(Dataset items)
******

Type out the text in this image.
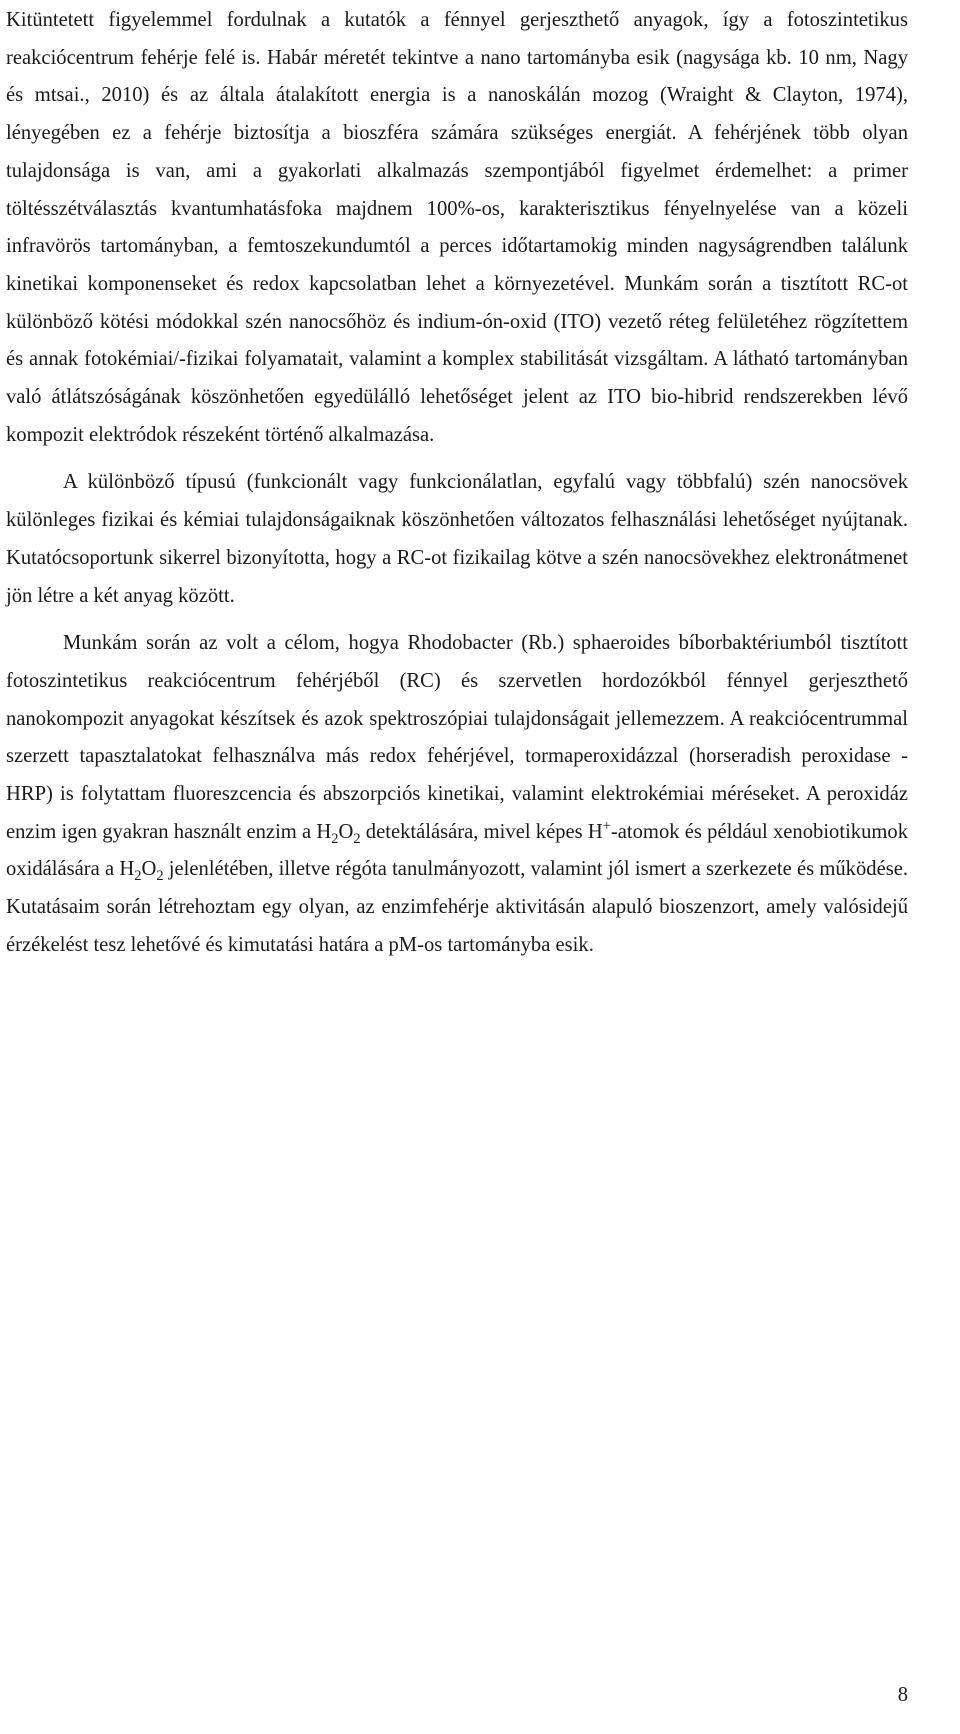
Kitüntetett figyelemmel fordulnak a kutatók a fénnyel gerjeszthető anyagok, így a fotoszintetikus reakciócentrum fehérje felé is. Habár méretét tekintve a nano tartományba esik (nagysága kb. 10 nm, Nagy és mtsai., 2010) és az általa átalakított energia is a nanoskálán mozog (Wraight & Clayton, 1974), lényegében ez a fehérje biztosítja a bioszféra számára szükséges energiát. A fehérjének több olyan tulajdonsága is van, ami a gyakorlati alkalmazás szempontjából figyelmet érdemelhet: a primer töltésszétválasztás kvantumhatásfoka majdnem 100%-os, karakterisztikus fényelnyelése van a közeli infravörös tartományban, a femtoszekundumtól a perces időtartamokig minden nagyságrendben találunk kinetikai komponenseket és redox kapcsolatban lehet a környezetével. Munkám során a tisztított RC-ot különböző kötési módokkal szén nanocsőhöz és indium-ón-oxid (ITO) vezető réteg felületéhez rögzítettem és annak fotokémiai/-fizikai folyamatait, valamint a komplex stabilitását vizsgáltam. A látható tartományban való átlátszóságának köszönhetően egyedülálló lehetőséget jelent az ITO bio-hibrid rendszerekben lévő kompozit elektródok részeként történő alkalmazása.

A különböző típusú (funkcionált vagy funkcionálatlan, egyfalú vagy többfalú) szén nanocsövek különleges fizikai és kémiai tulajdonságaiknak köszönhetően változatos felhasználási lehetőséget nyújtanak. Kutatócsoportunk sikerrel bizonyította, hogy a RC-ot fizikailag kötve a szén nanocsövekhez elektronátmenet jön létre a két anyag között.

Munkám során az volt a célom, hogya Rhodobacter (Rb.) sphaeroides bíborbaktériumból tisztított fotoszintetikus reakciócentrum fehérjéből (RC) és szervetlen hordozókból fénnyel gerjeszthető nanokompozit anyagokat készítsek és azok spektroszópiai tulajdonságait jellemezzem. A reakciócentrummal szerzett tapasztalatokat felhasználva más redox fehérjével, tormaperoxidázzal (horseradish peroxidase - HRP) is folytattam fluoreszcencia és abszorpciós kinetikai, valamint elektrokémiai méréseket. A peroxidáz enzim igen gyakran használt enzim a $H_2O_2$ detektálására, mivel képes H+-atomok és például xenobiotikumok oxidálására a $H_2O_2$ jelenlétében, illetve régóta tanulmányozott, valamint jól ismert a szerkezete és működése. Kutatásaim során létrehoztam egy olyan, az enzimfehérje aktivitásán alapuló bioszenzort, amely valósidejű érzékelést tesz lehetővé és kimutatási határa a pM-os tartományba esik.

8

******

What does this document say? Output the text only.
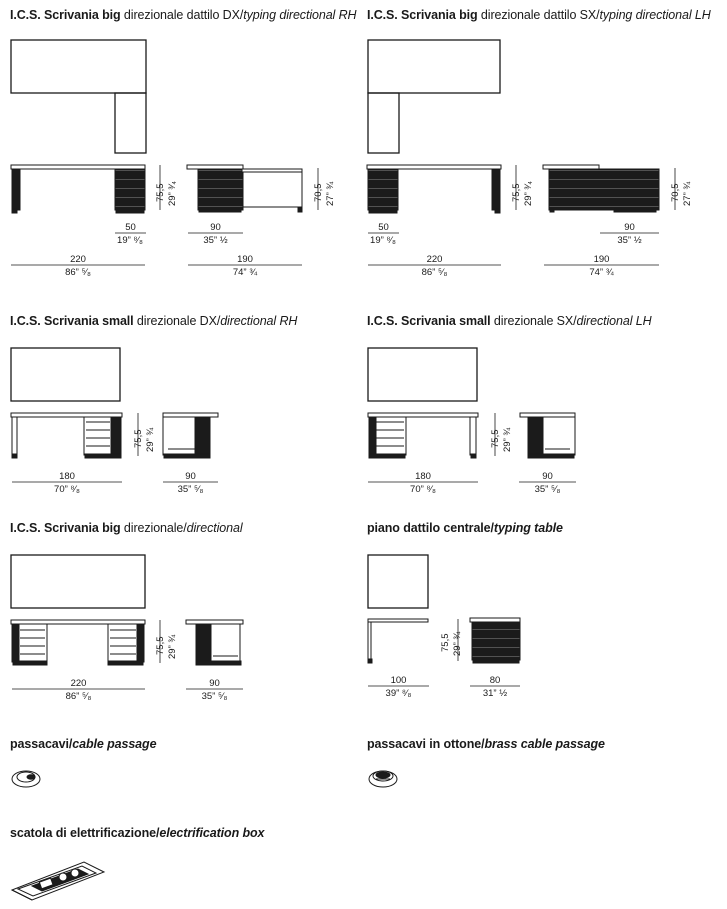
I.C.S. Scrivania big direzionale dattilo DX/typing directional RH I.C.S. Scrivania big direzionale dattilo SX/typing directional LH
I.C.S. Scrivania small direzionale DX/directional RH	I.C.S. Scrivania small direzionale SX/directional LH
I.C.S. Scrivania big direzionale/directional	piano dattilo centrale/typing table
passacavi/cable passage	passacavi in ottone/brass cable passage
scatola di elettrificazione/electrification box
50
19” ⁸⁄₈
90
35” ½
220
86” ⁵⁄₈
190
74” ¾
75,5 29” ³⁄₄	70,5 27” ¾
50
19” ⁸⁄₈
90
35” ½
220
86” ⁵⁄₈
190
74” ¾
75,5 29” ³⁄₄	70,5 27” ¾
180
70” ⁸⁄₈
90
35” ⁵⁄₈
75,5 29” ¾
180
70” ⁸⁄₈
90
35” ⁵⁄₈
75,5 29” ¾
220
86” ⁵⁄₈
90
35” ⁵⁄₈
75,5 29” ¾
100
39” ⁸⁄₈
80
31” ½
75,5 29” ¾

******

» EXERCISE:
Pull out each line of the listing that holds the string "dattilo".

» COMPLETE OUTPUT:
I.C.S. Scrivania big direzionale dattilo DX/typing directional RH I.C.S. Scrivania big direzionale dattilo SX/typing directional LH
I.C.S. Scrivania big direzionale/directional	piano dattilo centrale/typing table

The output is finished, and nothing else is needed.